** Begin Exercise material **

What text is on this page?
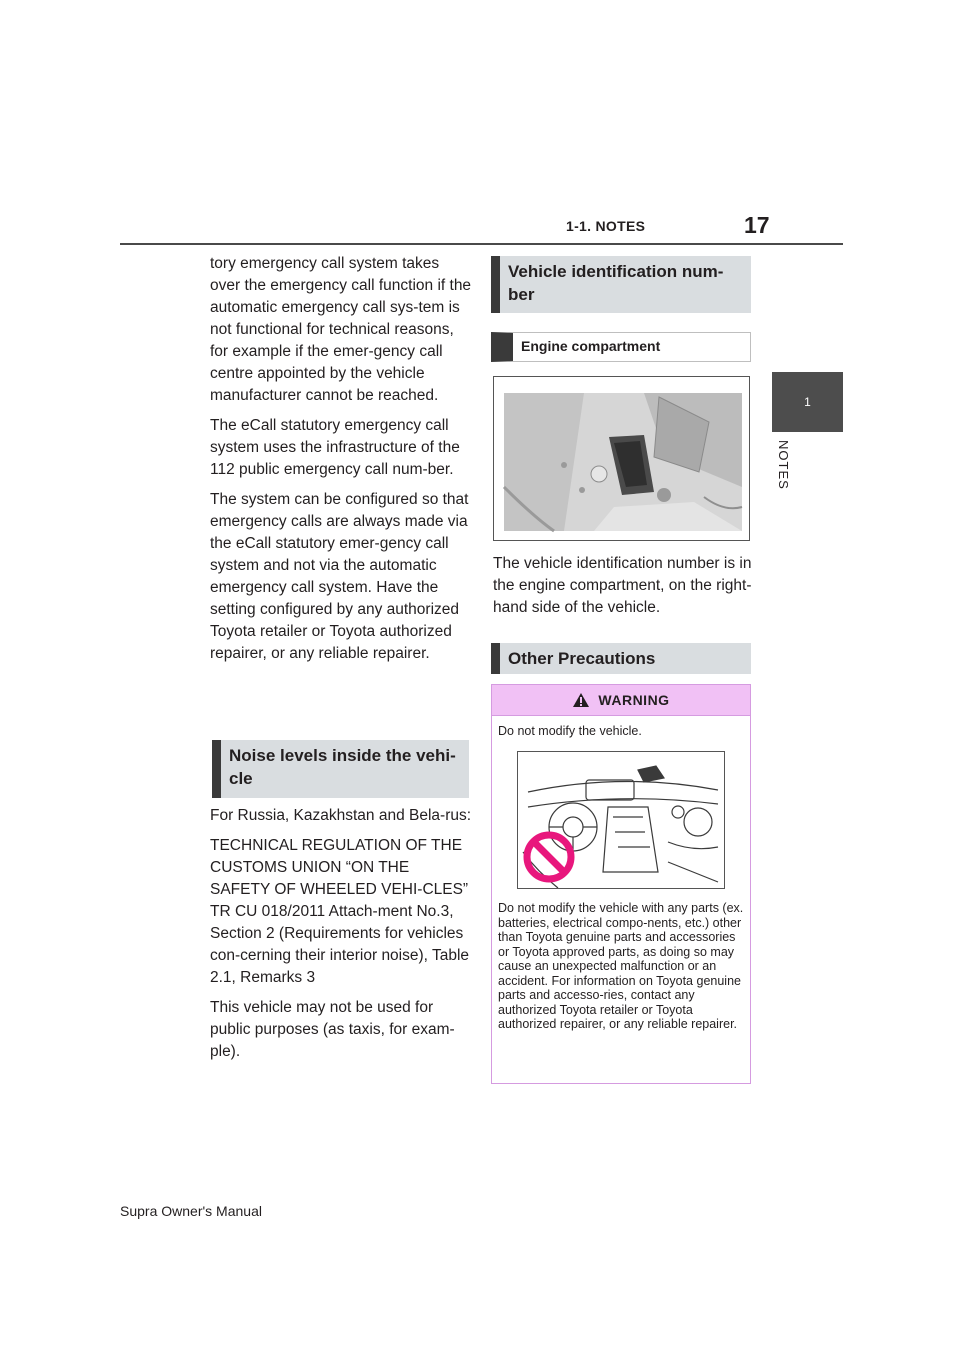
1-1. NOTES	17
1
NOTES

tory emergency call system takes over the emergency call function if the automatic emergency call sys-tem is not functional for technical reasons, for example if the emer-gency call centre appointed by the vehicle manufacturer cannot be reached.

The eCall statutory emergency call system uses the infrastructure of the 112 public emergency call num-ber.

The system can be configured so that emergency calls are always made via the eCall statutory emer-gency call system and not via the automatic emergency call system. Have the setting configured by any authorized Toyota retailer or Toyota authorized repairer, or any reliable repairer.

Noise levels inside the vehi-cle

For Russia, Kazakhstan and Bela-rus:

TECHNICAL REGULATION OF THE CUSTOMS UNION “ON THE SAFETY OF WHEELED VEHI-CLES” TR CU 018/2011 Attach-ment No.3, Section 2 (Requirements for vehicles con-cerning their interior noise), Table 2.1, Remarks 3

This vehicle may not be used for public purposes (as taxis, for exam-ple).

Vehicle identification num-ber
Engine compartment

The vehicle identification number is in the engine compartment, on the right-hand side of the vehicle.

Other Precautions
WARNING
Do not modify the vehicle.
Do not modify the vehicle with any parts (ex. batteries, electrical compo-nents, etc.) other than Toyota genuine parts and accessories or Toyota approved parts, as doing so may cause an unexpected malfunction or an accident. For information on Toyota genuine parts and accesso-ries, contact any authorized Toyota retailer or Toyota authorized repairer, or any reliable repairer.
Supra Owner's Manual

** End Exercise material **

Instructions for the task :: Search the data for the word "compartment" and copy each line where it appears.

The response ::
Engine compartment
The vehicle identification number is in the engine compartment, on the right-hand side of the vehicle.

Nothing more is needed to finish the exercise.